[BEGIN DATASET ENTRIES]
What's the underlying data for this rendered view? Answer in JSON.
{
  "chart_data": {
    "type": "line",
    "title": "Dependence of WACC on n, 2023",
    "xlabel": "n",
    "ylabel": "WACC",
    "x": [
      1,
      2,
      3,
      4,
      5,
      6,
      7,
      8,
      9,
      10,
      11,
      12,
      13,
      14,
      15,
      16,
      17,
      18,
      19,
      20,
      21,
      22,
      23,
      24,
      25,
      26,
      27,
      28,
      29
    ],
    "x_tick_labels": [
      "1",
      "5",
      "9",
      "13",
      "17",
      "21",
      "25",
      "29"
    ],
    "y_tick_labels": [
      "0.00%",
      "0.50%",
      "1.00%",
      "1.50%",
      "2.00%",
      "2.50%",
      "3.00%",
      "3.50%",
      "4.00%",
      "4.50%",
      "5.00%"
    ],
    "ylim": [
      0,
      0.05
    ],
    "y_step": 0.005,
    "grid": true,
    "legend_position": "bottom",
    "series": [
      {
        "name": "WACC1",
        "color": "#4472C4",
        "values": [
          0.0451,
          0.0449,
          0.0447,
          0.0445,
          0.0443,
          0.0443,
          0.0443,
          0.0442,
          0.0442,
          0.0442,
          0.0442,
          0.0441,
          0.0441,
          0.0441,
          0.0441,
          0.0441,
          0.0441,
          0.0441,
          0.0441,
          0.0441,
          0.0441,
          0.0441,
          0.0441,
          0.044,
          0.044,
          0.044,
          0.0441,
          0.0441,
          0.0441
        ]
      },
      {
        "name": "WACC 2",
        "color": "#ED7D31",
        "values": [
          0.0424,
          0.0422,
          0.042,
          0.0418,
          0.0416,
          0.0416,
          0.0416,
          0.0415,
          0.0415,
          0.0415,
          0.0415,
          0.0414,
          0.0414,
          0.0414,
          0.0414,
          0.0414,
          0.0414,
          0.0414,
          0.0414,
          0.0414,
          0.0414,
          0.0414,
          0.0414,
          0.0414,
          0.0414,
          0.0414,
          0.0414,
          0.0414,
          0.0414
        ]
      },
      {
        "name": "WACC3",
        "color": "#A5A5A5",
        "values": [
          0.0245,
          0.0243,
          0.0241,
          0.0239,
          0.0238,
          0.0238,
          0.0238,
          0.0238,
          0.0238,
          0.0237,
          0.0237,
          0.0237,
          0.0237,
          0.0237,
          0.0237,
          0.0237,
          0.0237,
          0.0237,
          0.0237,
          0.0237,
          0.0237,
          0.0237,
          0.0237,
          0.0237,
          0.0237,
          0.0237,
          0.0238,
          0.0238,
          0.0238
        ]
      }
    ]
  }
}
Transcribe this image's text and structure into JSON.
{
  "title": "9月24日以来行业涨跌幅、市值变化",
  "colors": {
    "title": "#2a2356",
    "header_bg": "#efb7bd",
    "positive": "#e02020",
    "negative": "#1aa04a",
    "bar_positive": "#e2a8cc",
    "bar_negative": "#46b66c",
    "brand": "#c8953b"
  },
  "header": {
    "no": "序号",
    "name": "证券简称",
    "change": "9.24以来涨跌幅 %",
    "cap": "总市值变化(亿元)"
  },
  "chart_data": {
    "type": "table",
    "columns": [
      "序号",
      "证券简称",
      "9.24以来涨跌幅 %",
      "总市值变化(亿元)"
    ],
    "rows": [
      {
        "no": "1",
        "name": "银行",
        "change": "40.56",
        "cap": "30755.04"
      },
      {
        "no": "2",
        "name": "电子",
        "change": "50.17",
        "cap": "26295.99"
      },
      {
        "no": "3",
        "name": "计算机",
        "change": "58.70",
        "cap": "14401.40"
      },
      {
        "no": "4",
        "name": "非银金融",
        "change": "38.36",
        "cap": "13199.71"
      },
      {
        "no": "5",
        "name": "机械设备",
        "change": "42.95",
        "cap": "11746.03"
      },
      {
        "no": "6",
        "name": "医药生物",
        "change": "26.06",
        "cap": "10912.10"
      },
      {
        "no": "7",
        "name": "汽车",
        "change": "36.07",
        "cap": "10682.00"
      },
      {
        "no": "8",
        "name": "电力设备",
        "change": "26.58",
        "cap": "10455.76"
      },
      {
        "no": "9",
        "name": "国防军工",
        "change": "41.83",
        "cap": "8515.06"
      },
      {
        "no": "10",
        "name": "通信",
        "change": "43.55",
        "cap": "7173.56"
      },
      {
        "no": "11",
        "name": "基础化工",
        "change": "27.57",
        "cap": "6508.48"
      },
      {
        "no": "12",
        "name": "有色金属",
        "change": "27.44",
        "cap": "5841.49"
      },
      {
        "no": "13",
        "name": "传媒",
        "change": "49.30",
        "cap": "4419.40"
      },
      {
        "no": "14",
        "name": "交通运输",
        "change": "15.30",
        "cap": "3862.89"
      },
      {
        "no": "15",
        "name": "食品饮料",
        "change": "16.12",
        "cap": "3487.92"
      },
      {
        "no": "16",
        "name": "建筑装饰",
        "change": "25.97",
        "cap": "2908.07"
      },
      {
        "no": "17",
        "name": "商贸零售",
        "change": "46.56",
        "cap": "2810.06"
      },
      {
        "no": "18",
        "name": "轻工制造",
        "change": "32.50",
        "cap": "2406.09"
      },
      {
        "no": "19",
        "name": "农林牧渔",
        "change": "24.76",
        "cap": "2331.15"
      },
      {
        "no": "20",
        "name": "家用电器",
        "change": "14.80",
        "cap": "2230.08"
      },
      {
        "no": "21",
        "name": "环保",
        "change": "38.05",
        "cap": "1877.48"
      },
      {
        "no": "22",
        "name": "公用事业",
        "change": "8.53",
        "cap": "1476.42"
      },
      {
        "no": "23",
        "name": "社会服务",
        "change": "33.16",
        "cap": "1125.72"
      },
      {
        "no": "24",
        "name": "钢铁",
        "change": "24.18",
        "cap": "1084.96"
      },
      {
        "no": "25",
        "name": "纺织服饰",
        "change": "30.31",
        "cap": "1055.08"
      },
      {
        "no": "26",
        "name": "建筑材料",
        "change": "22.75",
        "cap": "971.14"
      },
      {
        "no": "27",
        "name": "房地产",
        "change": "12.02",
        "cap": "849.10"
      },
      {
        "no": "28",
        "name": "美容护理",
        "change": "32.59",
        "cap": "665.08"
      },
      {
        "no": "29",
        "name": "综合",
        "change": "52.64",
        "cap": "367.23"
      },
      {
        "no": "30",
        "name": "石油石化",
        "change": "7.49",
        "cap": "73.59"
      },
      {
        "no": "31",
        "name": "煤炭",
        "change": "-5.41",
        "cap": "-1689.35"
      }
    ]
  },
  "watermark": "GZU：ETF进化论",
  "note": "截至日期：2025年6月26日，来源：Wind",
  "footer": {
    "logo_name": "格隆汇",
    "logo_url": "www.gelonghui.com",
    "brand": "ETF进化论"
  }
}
[END DATASET ENTRIES]
Every record should be given again exactly.

What's the underlying data for this rendered view? Answer in JSON.
{
  "chart_data": {
    "type": "line",
    "title": "Dependence of WACC on n, 2023",
    "xlabel": "n",
    "ylabel": "WACC",
    "x": [
      1,
      2,
      3,
      4,
      5,
      6,
      7,
      8,
      9,
      10,
      11,
      12,
      13,
      14,
      15,
      16,
      17,
      18,
      19,
      20,
      21,
      22,
      23,
      24,
      25,
      26,
      27,
      28,
      29
    ],
    "x_tick_labels": [
      "1",
      "5",
      "9",
      "13",
      "17",
      "21",
      "25",
      "29"
    ],
    "y_tick_labels": [
      "0.00%",
      "0.50%",
      "1.00%",
      "1.50%",
      "2.00%",
      "2.50%",
      "3.00%",
      "3.50%",
      "4.00%",
      "4.50%",
      "5.00%"
    ],
    "ylim": [
      0,
      0.05
    ],
    "y_step": 0.005,
    "grid": true,
    "legend_position": "bottom",
    "series": [
      {
        "name": "WACC1",
        "color": "#4472C4",
        "values": [
          0.0451,
          0.0449,
          0.0447,
          0.0445,
          0.0443,
          0.0443,
          0.0443,
          0.0442,
          0.0442,
          0.0442,
          0.0442,
          0.0441,
          0.0441,
          0.0441,
          0.0441,
          0.0441,
          0.0441,
          0.0441,
          0.0441,
          0.0441,
          0.0441,
          0.0441,
          0.0441,
          0.044,
          0.044,
          0.044,
          0.0441,
          0.0441,
          0.0441
        ]
      },
      {
        "name": "WACC 2",
        "color": "#ED7D31",
        "values": [
          0.0424,
          0.0422,
          0.042,
          0.0418,
          0.0416,
          0.0416,
          0.0416,
          0.0415,
          0.0415,
          0.0415,
          0.0415,
          0.0414,
          0.0414,
          0.0414,
          0.0414,
          0.0414,
          0.0414,
          0.0414,
          0.0414,
          0.0414,
          0.0414,
          0.0414,
          0.0414,
          0.0414,
          0.0414,
          0.0414,
          0.0414,
          0.0414,
          0.0414
        ]
      },
      {
        "name": "WACC3",
        "color": "#A5A5A5",
        "values": [
          0.0245,
          0.0243,
          0.0241,
          0.0239,
          0.0238,
          0.0238,
          0.0238,
          0.0238,
          0.0238,
          0.0237,
          0.0237,
          0.0237,
          0.0237,
          0.0237,
          0.0237,
          0.0237,
          0.0237,
          0.0237,
          0.0237,
          0.0237,
          0.0237,
          0.0237,
          0.0237,
          0.0237,
          0.0237,
          0.0237,
          0.0238,
          0.0238,
          0.0238
        ]
      }
    ]
  }
}
Transcribe this image's text and structure into JSON.
{
  "title": "9月24日以来行业涨跌幅、市值变化",
  "colors": {
    "title": "#2a2356",
    "header_bg": "#efb7bd",
    "positive": "#e02020",
    "negative": "#1aa04a",
    "bar_positive": "#e2a8cc",
    "bar_negative": "#46b66c",
    "brand": "#c8953b"
  },
  "header": {
    "no": "序号",
    "name": "证券简称",
    "change": "9.24以来涨跌幅 %",
    "cap": "总市值变化(亿元)"
  },
  "chart_data": {
    "type": "table",
    "columns": [
      "序号",
      "证券简称",
      "9.24以来涨跌幅 %",
      "总市值变化(亿元)"
    ],
    "rows": [
      {
        "no": "1",
        "name": "银行",
        "change": "40.56",
        "cap": "30755.04"
      },
      {
        "no": "2",
        "name": "电子",
        "change": "50.17",
        "cap": "26295.99"
      },
      {
        "no": "3",
        "name": "计算机",
        "change": "58.70",
        "cap": "14401.40"
      },
      {
        "no": "4",
        "name": "非银金融",
        "change": "38.36",
        "cap": "13199.71"
      },
      {
        "no": "5",
        "name": "机械设备",
        "change": "42.95",
        "cap": "11746.03"
      },
      {
        "no": "6",
        "name": "医药生物",
        "change": "26.06",
        "cap": "10912.10"
      },
      {
        "no": "7",
        "name": "汽车",
        "change": "36.07",
        "cap": "10682.00"
      },
      {
        "no": "8",
        "name": "电力设备",
        "change": "26.58",
        "cap": "10455.76"
      },
      {
        "no": "9",
        "name": "国防军工",
        "change": "41.83",
        "cap": "8515.06"
      },
      {
        "no": "10",
        "name": "通信",
        "change": "43.55",
        "cap": "7173.56"
      },
      {
        "no": "11",
        "name": "基础化工",
        "change": "27.57",
        "cap": "6508.48"
      },
      {
        "no": "12",
        "name": "有色金属",
        "change": "27.44",
        "cap": "5841.49"
      },
      {
        "no": "13",
        "name": "传媒",
        "change": "49.30",
        "cap": "4419.40"
      },
      {
        "no": "14",
        "name": "交通运输",
        "change": "15.30",
        "cap": "3862.89"
      },
      {
        "no": "15",
        "name": "食品饮料",
        "change": "16.12",
        "cap": "3487.92"
      },
      {
        "no": "16",
        "name": "建筑装饰",
        "change": "25.97",
        "cap": "2908.07"
      },
      {
        "no": "17",
        "name": "商贸零售",
        "change": "46.56",
        "cap": "2810.06"
      },
      {
        "no": "18",
        "name": "轻工制造",
        "change": "32.50",
        "cap": "2406.09"
      },
      {
        "no": "19",
        "name": "农林牧渔",
        "change": "24.76",
        "cap": "2331.15"
      },
      {
        "no": "20",
        "name": "家用电器",
        "change": "14.80",
        "cap": "2230.08"
      },
      {
        "no": "21",
        "name": "环保",
        "change": "38.05",
        "cap": "1877.48"
      },
      {
        "no": "22",
        "name": "公用事业",
        "change": "8.53",
        "cap": "1476.42"
      },
      {
        "no": "23",
        "name": "社会服务",
        "change": "33.16",
        "cap": "1125.72"
      },
      {
        "no": "24",
        "name": "钢铁",
        "change": "24.18",
        "cap": "1084.96"
      },
      {
        "no": "25",
        "name": "纺织服饰",
        "change": "30.31",
        "cap": "1055.08"
      },
      {
        "no": "26",
        "name": "建筑材料",
        "change": "22.75",
        "cap": "971.14"
      },
      {
        "no": "27",
        "name": "房地产",
        "change": "12.02",
        "cap": "849.10"
      },
      {
        "no": "28",
        "name": "美容护理",
        "change": "32.59",
        "cap": "665.08"
      },
      {
        "no": "29",
        "name": "综合",
        "change": "52.64",
        "cap": "367.23"
      },
      {
        "no": "30",
        "name": "石油石化",
        "change": "7.49",
        "cap": "73.59"
      },
      {
        "no": "31",
        "name": "煤炭",
        "change": "-5.41",
        "cap": "-1689.35"
      }
    ]
  },
  "watermark": "GZU：ETF进化论",
  "note": "截至日期：2025年6月26日，来源：Wind",
  "footer": {
    "logo_name": "格隆汇",
    "logo_url": "www.gelonghui.com",
    "brand": "ETF进化论"
  }
}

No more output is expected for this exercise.